%%
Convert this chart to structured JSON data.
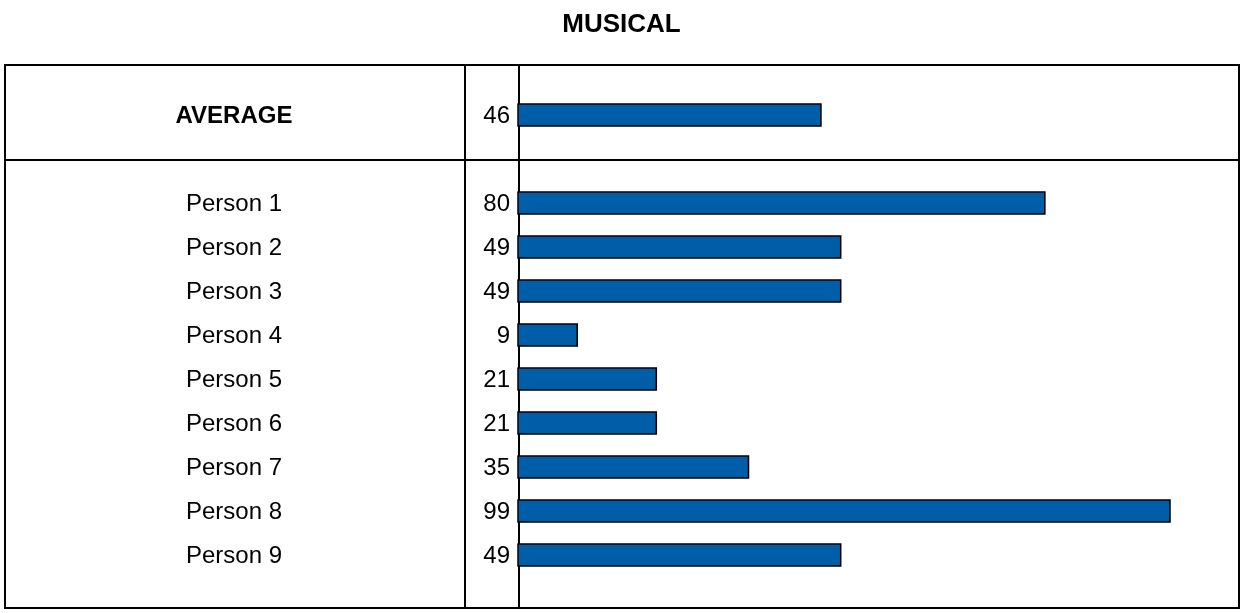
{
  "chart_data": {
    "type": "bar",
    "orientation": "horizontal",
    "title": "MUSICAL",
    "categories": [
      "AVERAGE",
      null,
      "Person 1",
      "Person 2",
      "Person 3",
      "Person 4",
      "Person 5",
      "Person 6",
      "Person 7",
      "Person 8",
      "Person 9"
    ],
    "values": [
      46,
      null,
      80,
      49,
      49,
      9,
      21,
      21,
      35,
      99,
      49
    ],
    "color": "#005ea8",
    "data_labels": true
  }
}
%%
▶ [PROMPT]:
Copy every record above exactly as written, but leave out the pictures.

▶ [TASK SOLUTION]:
Convert this chart to structured JSON data.
{
  "chart_data": {
    "type": "bar",
    "orientation": "horizontal",
    "title": "MUSICAL",
    "categories": [
      "AVERAGE",
      null,
      "Person 1",
      "Person 2",
      "Person 3",
      "Person 4",
      "Person 5",
      "Person 6",
      "Person 7",
      "Person 8",
      "Person 9"
    ],
    "values": [
      46,
      null,
      80,
      49,
      49,
      9,
      21,
      21,
      35,
      99,
      49
    ],
    "color": "#005ea8",
    "data_labels": true
  }
}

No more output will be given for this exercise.